**Task description**: Using the data below, repeat all of it precisely.

**Supplied records**:
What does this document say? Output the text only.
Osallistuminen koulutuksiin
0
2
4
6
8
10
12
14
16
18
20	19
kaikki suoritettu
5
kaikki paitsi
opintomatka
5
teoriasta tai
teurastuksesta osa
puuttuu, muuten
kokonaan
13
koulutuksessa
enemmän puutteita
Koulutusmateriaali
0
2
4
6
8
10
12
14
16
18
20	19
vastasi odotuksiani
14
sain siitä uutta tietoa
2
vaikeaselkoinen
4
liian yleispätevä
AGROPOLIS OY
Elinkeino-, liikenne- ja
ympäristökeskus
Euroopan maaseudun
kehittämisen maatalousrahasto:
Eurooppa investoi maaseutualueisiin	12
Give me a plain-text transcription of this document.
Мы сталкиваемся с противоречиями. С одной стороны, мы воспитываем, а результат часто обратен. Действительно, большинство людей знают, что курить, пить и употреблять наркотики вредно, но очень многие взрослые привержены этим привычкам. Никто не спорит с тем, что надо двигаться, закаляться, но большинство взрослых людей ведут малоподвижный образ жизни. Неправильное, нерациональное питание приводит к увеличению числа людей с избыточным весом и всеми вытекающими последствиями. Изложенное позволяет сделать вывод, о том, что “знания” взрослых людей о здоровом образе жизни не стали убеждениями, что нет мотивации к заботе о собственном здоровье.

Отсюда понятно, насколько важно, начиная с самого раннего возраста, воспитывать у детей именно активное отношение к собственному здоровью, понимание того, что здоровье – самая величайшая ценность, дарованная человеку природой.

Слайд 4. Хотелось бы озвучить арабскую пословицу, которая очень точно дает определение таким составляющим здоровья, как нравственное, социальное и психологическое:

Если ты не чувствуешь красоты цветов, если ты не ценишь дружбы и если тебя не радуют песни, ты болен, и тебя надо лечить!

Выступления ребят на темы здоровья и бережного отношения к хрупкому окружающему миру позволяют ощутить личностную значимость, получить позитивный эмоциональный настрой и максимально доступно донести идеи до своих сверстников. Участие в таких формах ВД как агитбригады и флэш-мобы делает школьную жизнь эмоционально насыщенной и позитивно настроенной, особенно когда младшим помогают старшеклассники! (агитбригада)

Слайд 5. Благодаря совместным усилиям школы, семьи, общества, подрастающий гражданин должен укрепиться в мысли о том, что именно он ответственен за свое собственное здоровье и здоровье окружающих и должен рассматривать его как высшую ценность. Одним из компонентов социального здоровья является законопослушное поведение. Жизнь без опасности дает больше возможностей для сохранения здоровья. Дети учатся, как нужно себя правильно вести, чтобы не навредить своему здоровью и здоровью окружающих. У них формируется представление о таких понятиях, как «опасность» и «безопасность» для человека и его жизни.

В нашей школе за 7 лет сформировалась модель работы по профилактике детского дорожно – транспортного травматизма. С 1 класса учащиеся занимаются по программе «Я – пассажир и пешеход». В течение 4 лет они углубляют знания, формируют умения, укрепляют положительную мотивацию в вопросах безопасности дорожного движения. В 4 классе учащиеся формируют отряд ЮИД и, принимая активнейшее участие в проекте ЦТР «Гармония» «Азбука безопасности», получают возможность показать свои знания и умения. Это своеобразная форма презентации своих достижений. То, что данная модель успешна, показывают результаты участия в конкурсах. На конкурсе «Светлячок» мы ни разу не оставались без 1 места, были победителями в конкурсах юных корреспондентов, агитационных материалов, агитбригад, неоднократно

**Result**:
What does this document say? Output the text only.
Osallistuminen koulutuksiin
0
2
4
6
8
10
12
14
16
18
20	19
kaikki suoritettu
5
kaikki paitsi
opintomatka
5
teoriasta tai
teurastuksesta osa
puuttuu, muuten
kokonaan
13
koulutuksessa
enemmän puutteita
Koulutusmateriaali
0
2
4
6
8
10
12
14
16
18
20	19
vastasi odotuksiani
14
sain siitä uutta tietoa
2
vaikeaselkoinen
4
liian yleispätevä
AGROPOLIS OY
Elinkeino-, liikenne- ja
ympäristökeskus
Euroopan maaseudun
kehittämisen maatalousrahasto:
Eurooppa investoi maaseutualueisiin	12
Give me a plain-text transcription of this document.
Мы сталкиваемся с противоречиями. С одной стороны, мы воспитываем, а результат часто обратен. Действительно, большинство людей знают, что курить, пить и употреблять наркотики вредно, но очень многие взрослые привержены этим привычкам. Никто не спорит с тем, что надо двигаться, закаляться, но большинство взрослых людей ведут малоподвижный образ жизни. Неправильное, нерациональное питание приводит к увеличению числа людей с избыточным весом и всеми вытекающими последствиями. Изложенное позволяет сделать вывод, о том, что “знания” взрослых людей о здоровом образе жизни не стали убеждениями, что нет мотивации к заботе о собственном здоровье.

Отсюда понятно, насколько важно, начиная с самого раннего возраста, воспитывать у детей именно активное отношение к собственному здоровью, понимание того, что здоровье – самая величайшая ценность, дарованная человеку природой.

Слайд 4. Хотелось бы озвучить арабскую пословицу, которая очень точно дает определение таким составляющим здоровья, как нравственное, социальное и психологическое:

Если ты не чувствуешь красоты цветов, если ты не ценишь дружбы и если тебя не радуют песни, ты болен, и тебя надо лечить!

Выступления ребят на темы здоровья и бережного отношения к хрупкому окружающему миру позволяют ощутить личностную значимость, получить позитивный эмоциональный настрой и максимально доступно донести идеи до своих сверстников. Участие в таких формах ВД как агитбригады и флэш-мобы делает школьную жизнь эмоционально насыщенной и позитивно настроенной, особенно когда младшим помогают старшеклассники! (агитбригада)

Слайд 5. Благодаря совместным усилиям школы, семьи, общества, подрастающий гражданин должен укрепиться в мысли о том, что именно он ответственен за свое собственное здоровье и здоровье окружающих и должен рассматривать его как высшую ценность. Одним из компонентов социального здоровья является законопослушное поведение. Жизнь без опасности дает больше возможностей для сохранения здоровья. Дети учатся, как нужно себя правильно вести, чтобы не навредить своему здоровью и здоровью окружающих. У них формируется представление о таких понятиях, как «опасность» и «безопасность» для человека и его жизни.

В нашей школе за 7 лет сформировалась модель работы по профилактике детского дорожно – транспортного травматизма. С 1 класса учащиеся занимаются по программе «Я – пассажир и пешеход». В течение 4 лет они углубляют знания, формируют умения, укрепляют положительную мотивацию в вопросах безопасности дорожного движения. В 4 классе учащиеся формируют отряд ЮИД и, принимая активнейшее участие в проекте ЦТР «Гармония» «Азбука безопасности», получают возможность показать свои знания и умения. Это своеобразная форма презентации своих достижений. То, что данная модель успешна, показывают результаты участия в конкурсах. На конкурсе «Светлячок» мы ни разу не оставались без 1 места, были победителями в конкурсах юных корреспондентов, агитационных материалов, агитбригад, неоднократно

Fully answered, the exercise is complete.